### Request
Report how many lines of the following entries include the string "text"; respond with the number alone.
___ Provided records
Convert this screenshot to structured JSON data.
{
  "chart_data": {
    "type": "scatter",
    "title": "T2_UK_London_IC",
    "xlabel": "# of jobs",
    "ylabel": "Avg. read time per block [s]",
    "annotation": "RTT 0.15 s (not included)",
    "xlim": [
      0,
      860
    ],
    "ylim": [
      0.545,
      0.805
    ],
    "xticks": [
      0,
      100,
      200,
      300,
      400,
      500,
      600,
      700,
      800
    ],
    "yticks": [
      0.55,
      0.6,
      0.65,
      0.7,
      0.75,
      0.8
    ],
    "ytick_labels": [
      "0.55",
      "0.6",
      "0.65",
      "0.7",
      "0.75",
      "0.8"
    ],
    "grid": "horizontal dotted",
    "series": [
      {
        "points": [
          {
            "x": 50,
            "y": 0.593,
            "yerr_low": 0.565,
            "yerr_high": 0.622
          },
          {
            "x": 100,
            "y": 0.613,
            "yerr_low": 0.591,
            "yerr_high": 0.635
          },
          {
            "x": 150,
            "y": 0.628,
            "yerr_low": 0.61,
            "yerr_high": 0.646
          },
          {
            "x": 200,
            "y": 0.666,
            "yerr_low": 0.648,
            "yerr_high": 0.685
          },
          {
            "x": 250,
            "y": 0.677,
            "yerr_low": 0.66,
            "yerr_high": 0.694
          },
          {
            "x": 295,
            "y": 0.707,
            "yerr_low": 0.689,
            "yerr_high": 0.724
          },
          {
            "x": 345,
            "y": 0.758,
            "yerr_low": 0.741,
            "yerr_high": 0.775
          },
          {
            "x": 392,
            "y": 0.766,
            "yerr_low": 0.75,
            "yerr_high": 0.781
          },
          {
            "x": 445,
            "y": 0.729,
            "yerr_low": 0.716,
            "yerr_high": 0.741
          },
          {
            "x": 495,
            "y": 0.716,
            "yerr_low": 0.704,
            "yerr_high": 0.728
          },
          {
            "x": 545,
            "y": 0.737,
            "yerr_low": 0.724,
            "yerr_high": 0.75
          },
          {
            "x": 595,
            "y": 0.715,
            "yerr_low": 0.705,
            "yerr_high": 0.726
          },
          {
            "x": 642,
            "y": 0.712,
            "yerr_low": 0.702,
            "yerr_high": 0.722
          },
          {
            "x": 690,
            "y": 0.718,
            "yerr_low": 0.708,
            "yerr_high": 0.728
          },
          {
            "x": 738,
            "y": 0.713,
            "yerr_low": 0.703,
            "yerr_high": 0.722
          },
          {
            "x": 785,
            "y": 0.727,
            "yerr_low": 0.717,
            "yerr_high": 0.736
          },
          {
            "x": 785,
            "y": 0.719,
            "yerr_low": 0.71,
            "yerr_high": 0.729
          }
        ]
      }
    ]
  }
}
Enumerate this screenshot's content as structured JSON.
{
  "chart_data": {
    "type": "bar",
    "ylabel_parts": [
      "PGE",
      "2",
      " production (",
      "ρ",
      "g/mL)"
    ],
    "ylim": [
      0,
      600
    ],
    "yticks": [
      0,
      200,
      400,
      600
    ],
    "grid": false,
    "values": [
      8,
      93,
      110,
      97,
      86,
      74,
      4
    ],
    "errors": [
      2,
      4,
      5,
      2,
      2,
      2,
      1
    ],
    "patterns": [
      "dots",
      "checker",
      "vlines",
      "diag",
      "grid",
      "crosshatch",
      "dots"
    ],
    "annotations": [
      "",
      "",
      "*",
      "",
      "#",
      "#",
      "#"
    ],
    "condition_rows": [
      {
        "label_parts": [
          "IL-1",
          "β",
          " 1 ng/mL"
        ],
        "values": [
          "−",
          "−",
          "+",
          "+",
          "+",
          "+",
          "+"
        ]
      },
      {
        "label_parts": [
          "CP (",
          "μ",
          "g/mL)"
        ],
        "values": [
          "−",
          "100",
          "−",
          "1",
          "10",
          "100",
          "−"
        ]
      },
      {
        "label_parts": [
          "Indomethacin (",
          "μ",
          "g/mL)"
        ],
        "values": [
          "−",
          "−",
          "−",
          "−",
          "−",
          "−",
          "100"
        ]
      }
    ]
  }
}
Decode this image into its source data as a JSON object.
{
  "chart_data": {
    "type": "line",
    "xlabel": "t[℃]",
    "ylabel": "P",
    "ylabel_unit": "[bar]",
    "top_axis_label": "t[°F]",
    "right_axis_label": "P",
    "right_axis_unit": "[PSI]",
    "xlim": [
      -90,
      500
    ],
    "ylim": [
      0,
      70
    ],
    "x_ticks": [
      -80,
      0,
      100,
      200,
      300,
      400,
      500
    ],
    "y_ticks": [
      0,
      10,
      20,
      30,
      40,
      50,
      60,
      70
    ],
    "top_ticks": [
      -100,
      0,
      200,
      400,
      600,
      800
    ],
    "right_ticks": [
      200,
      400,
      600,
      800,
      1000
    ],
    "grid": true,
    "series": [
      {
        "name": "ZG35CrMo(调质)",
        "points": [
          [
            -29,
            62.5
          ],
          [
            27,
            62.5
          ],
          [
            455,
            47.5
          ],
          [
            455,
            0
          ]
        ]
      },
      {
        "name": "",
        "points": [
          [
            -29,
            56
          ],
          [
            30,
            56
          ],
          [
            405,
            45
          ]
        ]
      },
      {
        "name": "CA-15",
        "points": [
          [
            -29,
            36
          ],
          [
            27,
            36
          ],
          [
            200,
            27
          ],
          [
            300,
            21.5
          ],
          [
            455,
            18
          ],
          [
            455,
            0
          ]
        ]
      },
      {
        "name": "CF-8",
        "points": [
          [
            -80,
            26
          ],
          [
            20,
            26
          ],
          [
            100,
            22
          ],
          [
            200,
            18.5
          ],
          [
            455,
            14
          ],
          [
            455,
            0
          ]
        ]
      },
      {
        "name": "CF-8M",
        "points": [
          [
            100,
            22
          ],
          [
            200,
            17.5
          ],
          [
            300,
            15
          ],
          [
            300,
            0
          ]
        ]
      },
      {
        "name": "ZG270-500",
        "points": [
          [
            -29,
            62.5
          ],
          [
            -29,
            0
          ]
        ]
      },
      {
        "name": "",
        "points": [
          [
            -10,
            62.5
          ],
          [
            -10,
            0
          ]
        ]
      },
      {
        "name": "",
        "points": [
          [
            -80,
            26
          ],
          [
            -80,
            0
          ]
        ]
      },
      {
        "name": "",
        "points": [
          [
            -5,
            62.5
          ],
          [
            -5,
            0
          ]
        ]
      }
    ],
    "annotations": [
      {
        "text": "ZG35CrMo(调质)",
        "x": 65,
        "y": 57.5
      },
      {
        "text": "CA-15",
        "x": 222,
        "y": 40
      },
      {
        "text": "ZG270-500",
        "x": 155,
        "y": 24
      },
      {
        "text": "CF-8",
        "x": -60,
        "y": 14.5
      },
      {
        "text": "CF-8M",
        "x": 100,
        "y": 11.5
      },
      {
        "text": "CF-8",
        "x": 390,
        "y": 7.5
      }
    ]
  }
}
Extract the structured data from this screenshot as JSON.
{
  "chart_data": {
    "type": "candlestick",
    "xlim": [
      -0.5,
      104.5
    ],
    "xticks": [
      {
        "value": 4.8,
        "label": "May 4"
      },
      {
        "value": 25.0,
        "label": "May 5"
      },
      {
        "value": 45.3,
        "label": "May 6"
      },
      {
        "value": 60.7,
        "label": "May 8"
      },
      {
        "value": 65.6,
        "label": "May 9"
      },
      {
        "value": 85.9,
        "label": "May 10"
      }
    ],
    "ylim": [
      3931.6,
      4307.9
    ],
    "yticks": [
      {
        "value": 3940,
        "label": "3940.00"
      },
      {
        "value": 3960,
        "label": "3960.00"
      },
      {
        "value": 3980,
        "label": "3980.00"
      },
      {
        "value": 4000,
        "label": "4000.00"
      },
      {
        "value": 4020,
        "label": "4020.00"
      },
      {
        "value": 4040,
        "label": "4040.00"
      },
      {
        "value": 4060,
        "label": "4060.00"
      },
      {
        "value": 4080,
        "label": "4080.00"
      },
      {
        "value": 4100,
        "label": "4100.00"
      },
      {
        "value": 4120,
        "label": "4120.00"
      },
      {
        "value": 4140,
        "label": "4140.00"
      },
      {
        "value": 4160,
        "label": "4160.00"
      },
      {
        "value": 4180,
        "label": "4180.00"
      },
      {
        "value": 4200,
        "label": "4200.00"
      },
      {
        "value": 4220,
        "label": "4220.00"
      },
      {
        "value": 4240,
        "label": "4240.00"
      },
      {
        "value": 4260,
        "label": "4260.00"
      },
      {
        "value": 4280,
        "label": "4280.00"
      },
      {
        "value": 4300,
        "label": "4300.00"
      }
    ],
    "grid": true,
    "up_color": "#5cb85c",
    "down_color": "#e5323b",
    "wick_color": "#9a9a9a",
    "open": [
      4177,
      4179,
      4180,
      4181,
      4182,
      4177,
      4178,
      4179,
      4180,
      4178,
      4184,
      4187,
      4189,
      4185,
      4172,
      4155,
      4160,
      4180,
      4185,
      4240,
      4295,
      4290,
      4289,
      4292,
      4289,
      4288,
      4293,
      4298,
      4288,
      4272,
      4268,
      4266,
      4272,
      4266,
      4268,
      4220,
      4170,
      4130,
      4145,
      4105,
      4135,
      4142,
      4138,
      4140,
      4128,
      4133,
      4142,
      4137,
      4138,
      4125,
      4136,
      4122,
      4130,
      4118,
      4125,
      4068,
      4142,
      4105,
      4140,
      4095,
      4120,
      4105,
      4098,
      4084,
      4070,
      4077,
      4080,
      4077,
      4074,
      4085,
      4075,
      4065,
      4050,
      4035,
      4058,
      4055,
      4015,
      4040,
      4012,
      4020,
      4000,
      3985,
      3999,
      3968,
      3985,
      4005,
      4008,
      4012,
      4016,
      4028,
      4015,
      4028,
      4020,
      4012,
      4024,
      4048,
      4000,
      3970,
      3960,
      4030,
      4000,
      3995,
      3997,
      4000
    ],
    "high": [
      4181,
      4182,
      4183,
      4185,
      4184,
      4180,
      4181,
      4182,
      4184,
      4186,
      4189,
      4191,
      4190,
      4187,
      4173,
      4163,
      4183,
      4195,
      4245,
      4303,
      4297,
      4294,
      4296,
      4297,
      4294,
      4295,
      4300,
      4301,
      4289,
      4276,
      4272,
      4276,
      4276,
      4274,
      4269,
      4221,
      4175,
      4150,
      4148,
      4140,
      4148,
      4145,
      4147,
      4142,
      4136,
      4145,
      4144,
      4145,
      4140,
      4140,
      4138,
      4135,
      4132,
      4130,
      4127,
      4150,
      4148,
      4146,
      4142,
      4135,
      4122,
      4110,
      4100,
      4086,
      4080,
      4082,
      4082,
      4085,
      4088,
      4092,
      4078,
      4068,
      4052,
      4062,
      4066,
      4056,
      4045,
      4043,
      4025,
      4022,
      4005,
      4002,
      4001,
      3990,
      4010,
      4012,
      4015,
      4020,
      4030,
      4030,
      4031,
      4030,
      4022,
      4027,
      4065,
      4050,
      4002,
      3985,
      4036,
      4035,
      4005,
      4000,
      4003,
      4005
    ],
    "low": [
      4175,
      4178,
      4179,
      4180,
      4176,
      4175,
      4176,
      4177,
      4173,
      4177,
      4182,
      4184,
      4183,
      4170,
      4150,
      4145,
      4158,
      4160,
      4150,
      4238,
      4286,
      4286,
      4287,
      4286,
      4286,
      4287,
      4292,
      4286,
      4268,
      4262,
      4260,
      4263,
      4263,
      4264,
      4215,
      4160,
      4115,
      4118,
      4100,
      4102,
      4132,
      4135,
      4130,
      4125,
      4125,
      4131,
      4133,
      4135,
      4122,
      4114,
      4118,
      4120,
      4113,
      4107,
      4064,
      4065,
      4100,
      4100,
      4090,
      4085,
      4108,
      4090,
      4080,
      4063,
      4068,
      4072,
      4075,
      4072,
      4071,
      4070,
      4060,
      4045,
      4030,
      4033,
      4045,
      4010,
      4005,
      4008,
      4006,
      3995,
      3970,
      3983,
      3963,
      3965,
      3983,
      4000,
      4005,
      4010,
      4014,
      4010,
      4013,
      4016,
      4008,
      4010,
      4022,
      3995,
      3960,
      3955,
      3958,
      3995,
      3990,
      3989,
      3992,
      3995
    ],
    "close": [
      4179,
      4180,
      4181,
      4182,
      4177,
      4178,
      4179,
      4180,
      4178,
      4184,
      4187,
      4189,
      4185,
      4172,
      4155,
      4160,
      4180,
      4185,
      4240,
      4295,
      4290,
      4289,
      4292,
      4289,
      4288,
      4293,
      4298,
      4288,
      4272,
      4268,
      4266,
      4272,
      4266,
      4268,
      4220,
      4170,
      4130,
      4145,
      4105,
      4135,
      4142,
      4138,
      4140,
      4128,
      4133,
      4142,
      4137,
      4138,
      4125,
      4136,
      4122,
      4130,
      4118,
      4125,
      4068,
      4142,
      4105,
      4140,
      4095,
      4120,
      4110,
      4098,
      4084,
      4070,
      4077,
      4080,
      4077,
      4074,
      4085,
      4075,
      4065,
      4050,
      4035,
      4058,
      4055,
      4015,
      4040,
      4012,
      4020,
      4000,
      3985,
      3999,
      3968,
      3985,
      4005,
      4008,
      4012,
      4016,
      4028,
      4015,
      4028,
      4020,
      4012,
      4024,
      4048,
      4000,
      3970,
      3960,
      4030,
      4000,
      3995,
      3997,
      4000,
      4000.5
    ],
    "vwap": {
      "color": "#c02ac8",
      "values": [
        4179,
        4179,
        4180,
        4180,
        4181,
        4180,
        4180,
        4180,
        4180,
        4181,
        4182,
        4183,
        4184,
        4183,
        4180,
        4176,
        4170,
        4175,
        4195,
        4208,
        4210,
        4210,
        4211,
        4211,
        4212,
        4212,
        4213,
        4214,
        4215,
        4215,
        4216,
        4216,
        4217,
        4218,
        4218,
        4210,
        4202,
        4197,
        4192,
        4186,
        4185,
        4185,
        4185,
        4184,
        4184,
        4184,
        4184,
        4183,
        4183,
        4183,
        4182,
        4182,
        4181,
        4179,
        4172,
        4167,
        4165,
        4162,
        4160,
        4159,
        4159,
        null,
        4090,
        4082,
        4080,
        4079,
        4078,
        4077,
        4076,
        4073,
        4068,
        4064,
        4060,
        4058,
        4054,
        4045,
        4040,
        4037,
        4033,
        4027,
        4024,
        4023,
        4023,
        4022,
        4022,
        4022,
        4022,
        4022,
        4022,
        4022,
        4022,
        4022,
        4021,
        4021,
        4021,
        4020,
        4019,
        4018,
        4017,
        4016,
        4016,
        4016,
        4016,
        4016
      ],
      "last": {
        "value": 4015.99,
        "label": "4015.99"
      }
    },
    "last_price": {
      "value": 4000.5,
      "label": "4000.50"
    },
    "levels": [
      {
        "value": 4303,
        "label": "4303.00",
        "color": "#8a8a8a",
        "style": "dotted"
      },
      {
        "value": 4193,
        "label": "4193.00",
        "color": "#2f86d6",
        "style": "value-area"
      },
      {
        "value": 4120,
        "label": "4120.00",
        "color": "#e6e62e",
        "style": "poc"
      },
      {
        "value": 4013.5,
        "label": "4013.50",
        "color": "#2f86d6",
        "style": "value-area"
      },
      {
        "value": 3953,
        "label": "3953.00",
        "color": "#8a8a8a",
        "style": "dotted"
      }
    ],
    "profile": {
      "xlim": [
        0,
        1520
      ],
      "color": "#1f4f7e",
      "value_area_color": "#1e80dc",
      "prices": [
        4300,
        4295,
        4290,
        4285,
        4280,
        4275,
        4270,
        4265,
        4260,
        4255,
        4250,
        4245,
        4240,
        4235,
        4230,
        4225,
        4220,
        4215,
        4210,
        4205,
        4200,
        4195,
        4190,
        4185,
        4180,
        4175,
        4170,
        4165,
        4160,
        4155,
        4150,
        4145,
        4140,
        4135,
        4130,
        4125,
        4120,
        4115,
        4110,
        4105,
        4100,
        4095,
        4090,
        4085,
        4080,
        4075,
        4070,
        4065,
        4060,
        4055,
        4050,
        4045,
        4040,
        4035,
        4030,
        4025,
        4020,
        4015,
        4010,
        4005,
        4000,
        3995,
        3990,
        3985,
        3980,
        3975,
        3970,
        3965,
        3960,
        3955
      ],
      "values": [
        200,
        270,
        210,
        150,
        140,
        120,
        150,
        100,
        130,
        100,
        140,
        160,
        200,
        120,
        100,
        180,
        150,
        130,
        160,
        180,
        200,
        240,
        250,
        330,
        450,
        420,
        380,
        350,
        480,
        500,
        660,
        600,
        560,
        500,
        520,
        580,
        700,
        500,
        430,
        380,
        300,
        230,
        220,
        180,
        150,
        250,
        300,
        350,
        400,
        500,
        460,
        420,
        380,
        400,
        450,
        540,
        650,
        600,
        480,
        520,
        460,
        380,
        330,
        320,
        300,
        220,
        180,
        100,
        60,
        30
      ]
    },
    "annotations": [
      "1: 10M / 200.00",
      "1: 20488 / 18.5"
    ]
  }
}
______
### Task response
6